SHORT TASK: Pick out the lines containing "denen".
— begin —
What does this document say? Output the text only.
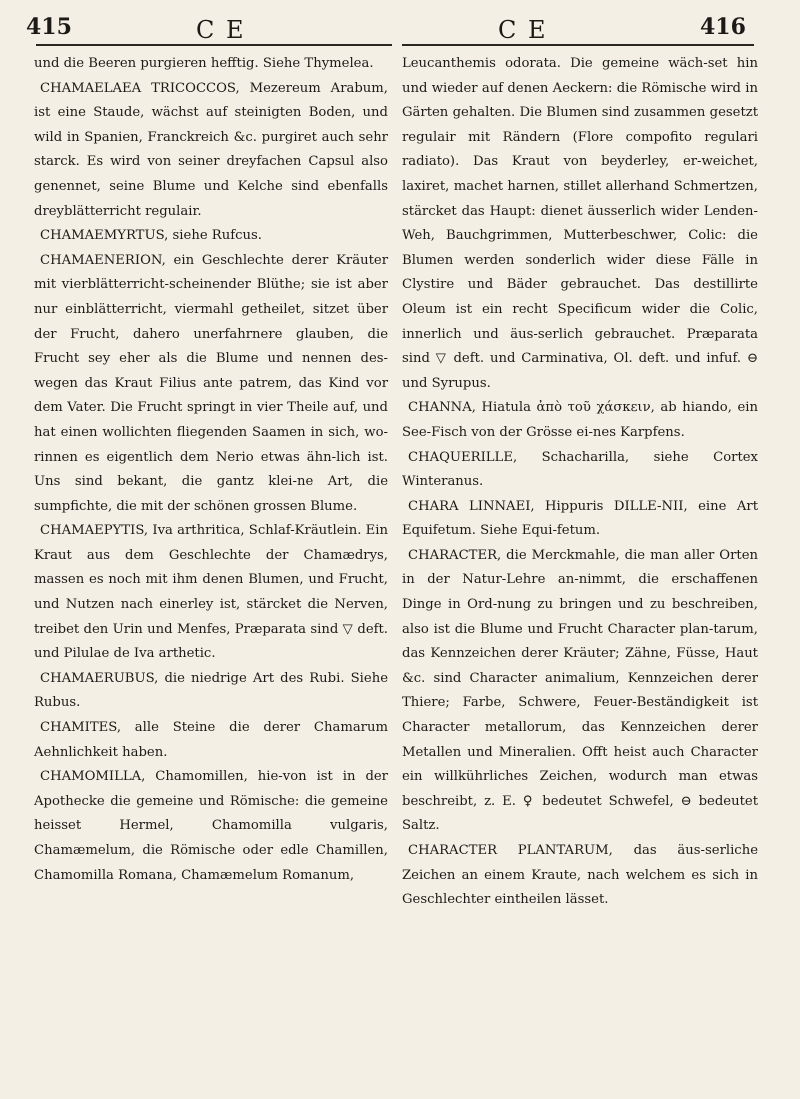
415	C E	C E	416

und die Beeren purgieren hefftig. Siehe Thymelea.

CHAMAELAEA TRICOCCOS, Mezereum Arabum, ist eine Staude, wächst auf steinigten Boden, und wild in Spanien, Franckreich &c. purgiret auch sehr starck. Es wird von seiner dreyfachen Capsul also genennet, seine Blume und Kelche sind ebenfalls dreyblätterricht regulair.

CHAMAEMYRTUS, siehe Rufcus.

CHAMAENERION, ein Geschlechte derer Kräuter mit vierblätterricht-scheinender Blüthe; sie ist aber nur einblätterricht, viermahl getheilet, sitzet über der Frucht, dahero unerfahrnere glauben, die Frucht sey eher als die Blume und nennen des-wegen das Kraut Filius ante patrem, das Kind vor dem Vater. Die Frucht springt in vier Theile auf, und hat einen wollichten fliegenden Saamen in sich, wo-rinnen es eigentlich dem Nerio etwas ähn-lich ist. Uns sind bekant, die gantz klei-ne Art, die sumpfichte, die mit der schönen grossen Blume.

CHAMAEPYTIS, Iva arthritica, Schlaf-Kräutlein. Ein Kraut aus dem Geschlechte der Chamædrys, massen es noch mit ihm denen Blumen, und Frucht, und Nutzen nach einerley ist, stärcket die Nerven, treibet den Urin und Menfes, Præparata sind ▽ deft. und Pilulae de Iva arthetic.

CHAMAERUBUS, die niedrige Art des Rubi. Siehe Rubus.

CHAMITES, alle Steine die derer Chamarum Aehnlichkeit haben.

CHAMOMILLA, Chamomillen, hie-von ist in der Apothecke die gemeine und Römische: die gemeine heisset Hermel, Chamomilla vulgaris, Chamæmelum, die Römische oder edle Chamillen, Chamomilla Romana, Chamæmelum Romanum,

Leucanthemis odorata. Die gemeine wäch-set hin und wieder auf denen Aeckern: die Römische wird in Gärten gehalten. Die Blumen sind zusammen gesetzt regulair mit Rändern (Flore compofito regulari radiato). Das Kraut von beyderley, er-weichet, laxiret, machet harnen, stillet allerhand Schmertzen, stärcket das Haupt: dienet äusserlich wider Lenden-Weh, Bauchgrimmen, Mutterbeschwer, Colic: die Blumen werden sonderlich wider diese Fälle in Clystire und Bäder gebrauchet. Das destillirte Oleum ist ein recht Specificum wider die Colic, innerlich und äus-serlich gebrauchet. Præparata sind ▽ deft. und Carminativa, Ol. deft. und infuf. ⊖ und Syrupus.

CHANNA, Hiatula ἀπὸ τοῦ χάσκειν, ab hiando, ein See-Fisch von der Grösse ei-nes Karpfens.

CHAQUERILLE, Schacharilla, siehe Cortex Winteranus.

CHARA LINNAEI, Hippuris DILLE-NII, eine Art Equifetum. Siehe Equi-fetum.

CHARACTER, die Merckmahle, die man aller Orten in der Natur-Lehre an-nimmt, die erschaffenen Dinge in Ord-nung zu bringen und zu beschreiben, also ist die Blume und Frucht Character plan-tarum, das Kennzeichen derer Kräuter; Zähne, Füsse, Haut &c. sind Character animalium, Kennzeichen derer Thiere; Farbe, Schwere, Feuer-Beständigkeit ist Character metallorum, das Kennzeichen derer Metallen und Mineralien. Offt heist auch Character ein willkührliches Zeichen, wodurch man etwas beschreibt, z. E. ♀ bedeutet Schwefel, ⊖ bedeutet Saltz.

CHARACTER PLANTARUM, das äus-serliche Zeichen an einem Kraute, nach welchem es sich in Geschlechter eintheilen lässet.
— end —
WRITTEN RESPONSE:
CHAMAEPYTIS, Iva arthritica, Schlaf-Kräutlein. Ein Kraut aus dem Geschlechte der Chamædrys, massen es noch mit ihm denen Blumen, und Frucht, und Nutzen nach einerley ist, stärcket die Nerven, treibet den Urin und Menfes, Præparata sind ▽ deft. und Pilulae de Iva arthetic.
Leucanthemis odorata. Die gemeine wäch-set hin und wieder auf denen Aeckern: die Römische wird in Gärten gehalten. Die Blumen sind zusammen gesetzt regulair mit Rändern (Flore compofito regulari radiato). Das Kraut von beyderley, er-weichet, laxiret, machet harnen, stillet allerhand Schmertzen, stärcket das Haupt: dienet äusserlich wider Lenden-Weh, Bauchgrimmen, Mutterbeschwer, Colic: die Blumen werden sonderlich wider diese Fälle in Clystire und Bäder gebrauchet. Das destillirte Oleum ist ein recht Specificum wider die Colic, innerlich und äus-serlich gebrauchet. Præparata sind ▽ deft. und Carminativa, Ol. deft. und infuf. ⊖ und Syrupus.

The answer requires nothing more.